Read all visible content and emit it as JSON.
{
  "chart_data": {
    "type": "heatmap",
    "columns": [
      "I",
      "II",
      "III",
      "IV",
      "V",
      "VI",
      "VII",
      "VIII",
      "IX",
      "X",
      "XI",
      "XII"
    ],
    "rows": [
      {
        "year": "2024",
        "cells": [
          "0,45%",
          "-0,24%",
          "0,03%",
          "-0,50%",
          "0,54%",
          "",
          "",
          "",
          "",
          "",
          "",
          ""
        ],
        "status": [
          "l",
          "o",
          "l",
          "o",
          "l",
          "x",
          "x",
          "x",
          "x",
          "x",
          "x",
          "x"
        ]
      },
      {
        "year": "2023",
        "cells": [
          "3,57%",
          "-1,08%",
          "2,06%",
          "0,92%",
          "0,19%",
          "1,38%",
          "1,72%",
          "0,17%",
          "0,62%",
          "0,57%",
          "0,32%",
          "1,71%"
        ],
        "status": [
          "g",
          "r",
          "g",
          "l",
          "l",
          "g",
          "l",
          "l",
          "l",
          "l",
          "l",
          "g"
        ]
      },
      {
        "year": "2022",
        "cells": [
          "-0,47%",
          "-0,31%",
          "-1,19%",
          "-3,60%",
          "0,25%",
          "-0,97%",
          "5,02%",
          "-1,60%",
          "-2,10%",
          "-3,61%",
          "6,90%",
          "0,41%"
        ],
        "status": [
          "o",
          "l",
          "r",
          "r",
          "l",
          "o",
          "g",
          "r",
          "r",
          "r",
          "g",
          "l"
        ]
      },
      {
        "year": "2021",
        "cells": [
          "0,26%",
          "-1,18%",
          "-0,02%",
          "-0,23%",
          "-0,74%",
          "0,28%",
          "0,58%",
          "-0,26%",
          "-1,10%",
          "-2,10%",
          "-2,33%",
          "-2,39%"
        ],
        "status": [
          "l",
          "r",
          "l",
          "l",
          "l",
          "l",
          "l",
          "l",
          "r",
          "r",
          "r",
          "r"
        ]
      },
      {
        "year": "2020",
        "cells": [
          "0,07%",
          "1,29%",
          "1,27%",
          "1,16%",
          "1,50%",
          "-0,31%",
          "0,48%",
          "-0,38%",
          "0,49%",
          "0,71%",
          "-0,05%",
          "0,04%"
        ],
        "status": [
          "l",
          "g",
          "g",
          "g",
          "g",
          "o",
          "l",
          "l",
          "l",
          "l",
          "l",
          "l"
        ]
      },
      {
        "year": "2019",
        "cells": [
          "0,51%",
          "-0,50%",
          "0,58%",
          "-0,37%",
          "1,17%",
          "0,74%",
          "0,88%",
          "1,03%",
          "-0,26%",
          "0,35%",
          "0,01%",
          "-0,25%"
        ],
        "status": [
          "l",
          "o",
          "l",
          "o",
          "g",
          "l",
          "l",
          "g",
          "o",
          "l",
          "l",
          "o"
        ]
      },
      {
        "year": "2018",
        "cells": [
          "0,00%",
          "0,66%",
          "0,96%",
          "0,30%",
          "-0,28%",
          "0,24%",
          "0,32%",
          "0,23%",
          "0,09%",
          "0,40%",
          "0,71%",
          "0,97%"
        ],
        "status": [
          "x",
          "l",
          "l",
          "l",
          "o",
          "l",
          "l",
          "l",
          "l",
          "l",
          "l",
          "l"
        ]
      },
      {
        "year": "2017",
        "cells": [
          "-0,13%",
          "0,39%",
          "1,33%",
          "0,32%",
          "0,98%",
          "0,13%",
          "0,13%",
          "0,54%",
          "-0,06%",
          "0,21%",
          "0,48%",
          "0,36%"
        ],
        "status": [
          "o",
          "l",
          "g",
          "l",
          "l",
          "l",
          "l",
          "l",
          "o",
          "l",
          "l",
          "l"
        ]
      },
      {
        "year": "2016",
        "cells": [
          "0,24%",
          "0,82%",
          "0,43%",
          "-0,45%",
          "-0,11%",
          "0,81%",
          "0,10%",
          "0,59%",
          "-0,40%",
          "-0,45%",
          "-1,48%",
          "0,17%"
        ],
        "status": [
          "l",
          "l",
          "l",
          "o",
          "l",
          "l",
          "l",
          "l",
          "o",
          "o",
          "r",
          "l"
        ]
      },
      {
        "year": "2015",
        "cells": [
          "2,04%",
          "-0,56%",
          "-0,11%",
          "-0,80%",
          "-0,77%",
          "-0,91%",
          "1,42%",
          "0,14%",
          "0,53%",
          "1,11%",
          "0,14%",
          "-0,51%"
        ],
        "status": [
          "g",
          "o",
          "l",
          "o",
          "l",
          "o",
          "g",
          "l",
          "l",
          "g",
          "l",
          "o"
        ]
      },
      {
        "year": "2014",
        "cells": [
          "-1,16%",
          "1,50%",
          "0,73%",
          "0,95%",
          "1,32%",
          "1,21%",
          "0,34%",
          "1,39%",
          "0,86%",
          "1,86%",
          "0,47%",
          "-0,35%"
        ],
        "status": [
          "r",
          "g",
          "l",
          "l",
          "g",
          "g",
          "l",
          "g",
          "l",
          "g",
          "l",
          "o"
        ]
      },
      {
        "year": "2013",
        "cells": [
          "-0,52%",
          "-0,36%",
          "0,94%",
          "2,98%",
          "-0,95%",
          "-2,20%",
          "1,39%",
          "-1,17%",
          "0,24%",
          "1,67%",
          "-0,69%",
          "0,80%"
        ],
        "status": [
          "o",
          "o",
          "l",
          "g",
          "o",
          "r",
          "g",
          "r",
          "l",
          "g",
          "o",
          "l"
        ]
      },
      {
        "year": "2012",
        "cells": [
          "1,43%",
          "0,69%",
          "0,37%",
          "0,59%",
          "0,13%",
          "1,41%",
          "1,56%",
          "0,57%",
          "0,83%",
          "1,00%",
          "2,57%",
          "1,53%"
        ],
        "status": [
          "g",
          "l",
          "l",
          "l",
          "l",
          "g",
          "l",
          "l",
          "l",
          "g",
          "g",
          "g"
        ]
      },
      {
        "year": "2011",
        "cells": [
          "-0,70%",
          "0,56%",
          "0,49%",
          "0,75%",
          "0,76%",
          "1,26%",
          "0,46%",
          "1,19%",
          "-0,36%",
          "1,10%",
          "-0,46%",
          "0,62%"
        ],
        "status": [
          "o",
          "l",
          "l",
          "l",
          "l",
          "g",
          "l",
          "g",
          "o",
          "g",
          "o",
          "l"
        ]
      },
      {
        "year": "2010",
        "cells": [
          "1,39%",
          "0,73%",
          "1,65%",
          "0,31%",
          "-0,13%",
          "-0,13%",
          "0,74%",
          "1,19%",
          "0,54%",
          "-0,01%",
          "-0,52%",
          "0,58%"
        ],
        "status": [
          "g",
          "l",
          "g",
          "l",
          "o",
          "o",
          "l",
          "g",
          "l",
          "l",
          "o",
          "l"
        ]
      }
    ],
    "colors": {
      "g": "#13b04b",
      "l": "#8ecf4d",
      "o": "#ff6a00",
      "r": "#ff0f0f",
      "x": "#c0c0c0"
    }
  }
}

## Exercise directions
Quote each line of the data above exactly as written.

## Result of the task
Read all visible content and emit it as JSON.
{
  "chart_data": {
    "type": "heatmap",
    "columns": [
      "I",
      "II",
      "III",
      "IV",
      "V",
      "VI",
      "VII",
      "VIII",
      "IX",
      "X",
      "XI",
      "XII"
    ],
    "rows": [
      {
        "year": "2024",
        "cells": [
          "0,45%",
          "-0,24%",
          "0,03%",
          "-0,50%",
          "0,54%",
          "",
          "",
          "",
          "",
          "",
          "",
          ""
        ],
        "status": [
          "l",
          "o",
          "l",
          "o",
          "l",
          "x",
          "x",
          "x",
          "x",
          "x",
          "x",
          "x"
        ]
      },
      {
        "year": "2023",
        "cells": [
          "3,57%",
          "-1,08%",
          "2,06%",
          "0,92%",
          "0,19%",
          "1,38%",
          "1,72%",
          "0,17%",
          "0,62%",
          "0,57%",
          "0,32%",
          "1,71%"
        ],
        "status": [
          "g",
          "r",
          "g",
          "l",
          "l",
          "g",
          "l",
          "l",
          "l",
          "l",
          "l",
          "g"
        ]
      },
      {
        "year": "2022",
        "cells": [
          "-0,47%",
          "-0,31%",
          "-1,19%",
          "-3,60%",
          "0,25%",
          "-0,97%",
          "5,02%",
          "-1,60%",
          "-2,10%",
          "-3,61%",
          "6,90%",
          "0,41%"
        ],
        "status": [
          "o",
          "l",
          "r",
          "r",
          "l",
          "o",
          "g",
          "r",
          "r",
          "r",
          "g",
          "l"
        ]
      },
      {
        "year": "2021",
        "cells": [
          "0,26%",
          "-1,18%",
          "-0,02%",
          "-0,23%",
          "-0,74%",
          "0,28%",
          "0,58%",
          "-0,26%",
          "-1,10%",
          "-2,10%",
          "-2,33%",
          "-2,39%"
        ],
        "status": [
          "l",
          "r",
          "l",
          "l",
          "l",
          "l",
          "l",
          "l",
          "r",
          "r",
          "r",
          "r"
        ]
      },
      {
        "year": "2020",
        "cells": [
          "0,07%",
          "1,29%",
          "1,27%",
          "1,16%",
          "1,50%",
          "-0,31%",
          "0,48%",
          "-0,38%",
          "0,49%",
          "0,71%",
          "-0,05%",
          "0,04%"
        ],
        "status": [
          "l",
          "g",
          "g",
          "g",
          "g",
          "o",
          "l",
          "l",
          "l",
          "l",
          "l",
          "l"
        ]
      },
      {
        "year": "2019",
        "cells": [
          "0,51%",
          "-0,50%",
          "0,58%",
          "-0,37%",
          "1,17%",
          "0,74%",
          "0,88%",
          "1,03%",
          "-0,26%",
          "0,35%",
          "0,01%",
          "-0,25%"
        ],
        "status": [
          "l",
          "o",
          "l",
          "o",
          "g",
          "l",
          "l",
          "g",
          "o",
          "l",
          "l",
          "o"
        ]
      },
      {
        "year": "2018",
        "cells": [
          "0,00%",
          "0,66%",
          "0,96%",
          "0,30%",
          "-0,28%",
          "0,24%",
          "0,32%",
          "0,23%",
          "0,09%",
          "0,40%",
          "0,71%",
          "0,97%"
        ],
        "status": [
          "x",
          "l",
          "l",
          "l",
          "o",
          "l",
          "l",
          "l",
          "l",
          "l",
          "l",
          "l"
        ]
      },
      {
        "year": "2017",
        "cells": [
          "-0,13%",
          "0,39%",
          "1,33%",
          "0,32%",
          "0,98%",
          "0,13%",
          "0,13%",
          "0,54%",
          "-0,06%",
          "0,21%",
          "0,48%",
          "0,36%"
        ],
        "status": [
          "o",
          "l",
          "g",
          "l",
          "l",
          "l",
          "l",
          "l",
          "o",
          "l",
          "l",
          "l"
        ]
      },
      {
        "year": "2016",
        "cells": [
          "0,24%",
          "0,82%",
          "0,43%",
          "-0,45%",
          "-0,11%",
          "0,81%",
          "0,10%",
          "0,59%",
          "-0,40%",
          "-0,45%",
          "-1,48%",
          "0,17%"
        ],
        "status": [
          "l",
          "l",
          "l",
          "o",
          "l",
          "l",
          "l",
          "l",
          "o",
          "o",
          "r",
          "l"
        ]
      },
      {
        "year": "2015",
        "cells": [
          "2,04%",
          "-0,56%",
          "-0,11%",
          "-0,80%",
          "-0,77%",
          "-0,91%",
          "1,42%",
          "0,14%",
          "0,53%",
          "1,11%",
          "0,14%",
          "-0,51%"
        ],
        "status": [
          "g",
          "o",
          "l",
          "o",
          "l",
          "o",
          "g",
          "l",
          "l",
          "g",
          "l",
          "o"
        ]
      },
      {
        "year": "2014",
        "cells": [
          "-1,16%",
          "1,50%",
          "0,73%",
          "0,95%",
          "1,32%",
          "1,21%",
          "0,34%",
          "1,39%",
          "0,86%",
          "1,86%",
          "0,47%",
          "-0,35%"
        ],
        "status": [
          "r",
          "g",
          "l",
          "l",
          "g",
          "g",
          "l",
          "g",
          "l",
          "g",
          "l",
          "o"
        ]
      },
      {
        "year": "2013",
        "cells": [
          "-0,52%",
          "-0,36%",
          "0,94%",
          "2,98%",
          "-0,95%",
          "-2,20%",
          "1,39%",
          "-1,17%",
          "0,24%",
          "1,67%",
          "-0,69%",
          "0,80%"
        ],
        "status": [
          "o",
          "o",
          "l",
          "g",
          "o",
          "r",
          "g",
          "r",
          "l",
          "g",
          "o",
          "l"
        ]
      },
      {
        "year": "2012",
        "cells": [
          "1,43%",
          "0,69%",
          "0,37%",
          "0,59%",
          "0,13%",
          "1,41%",
          "1,56%",
          "0,57%",
          "0,83%",
          "1,00%",
          "2,57%",
          "1,53%"
        ],
        "status": [
          "g",
          "l",
          "l",
          "l",
          "l",
          "g",
          "l",
          "l",
          "l",
          "g",
          "g",
          "g"
        ]
      },
      {
        "year": "2011",
        "cells": [
          "-0,70%",
          "0,56%",
          "0,49%",
          "0,75%",
          "0,76%",
          "1,26%",
          "0,46%",
          "1,19%",
          "-0,36%",
          "1,10%",
          "-0,46%",
          "0,62%"
        ],
        "status": [
          "o",
          "l",
          "l",
          "l",
          "l",
          "g",
          "l",
          "g",
          "o",
          "g",
          "o",
          "l"
        ]
      },
      {
        "year": "2010",
        "cells": [
          "1,39%",
          "0,73%",
          "1,65%",
          "0,31%",
          "-0,13%",
          "-0,13%",
          "0,74%",
          "1,19%",
          "0,54%",
          "-0,01%",
          "-0,52%",
          "0,58%"
        ],
        "status": [
          "g",
          "l",
          "g",
          "l",
          "o",
          "o",
          "l",
          "g",
          "l",
          "l",
          "o",
          "l"
        ]
      }
    ],
    "colors": {
      "g": "#13b04b",
      "l": "#8ecf4d",
      "o": "#ff6a00",
      "r": "#ff0f0f",
      "x": "#c0c0c0"
    }
  }
}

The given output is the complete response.